(Given task) Look through the records below and collect all lines that hold the string "其他权力".

Collection entries:
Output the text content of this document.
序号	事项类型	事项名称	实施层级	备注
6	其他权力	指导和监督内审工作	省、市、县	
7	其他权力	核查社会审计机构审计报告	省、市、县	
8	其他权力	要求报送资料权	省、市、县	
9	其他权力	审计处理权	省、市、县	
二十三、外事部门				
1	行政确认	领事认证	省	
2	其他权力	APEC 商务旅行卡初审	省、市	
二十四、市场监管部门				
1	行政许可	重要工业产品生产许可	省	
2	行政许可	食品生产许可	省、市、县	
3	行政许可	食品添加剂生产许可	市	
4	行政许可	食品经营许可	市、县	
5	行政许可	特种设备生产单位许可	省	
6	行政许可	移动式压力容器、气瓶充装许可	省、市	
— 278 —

(Answer to the problem)
6	其他权力	指导和监督内审工作	省、市、县	
7	其他权力	核查社会审计机构审计报告	省、市、县	
8	其他权力	要求报送资料权	省、市、县	
9	其他权力	审计处理权	省、市、县	
2	其他权力	APEC 商务旅行卡初审	省、市	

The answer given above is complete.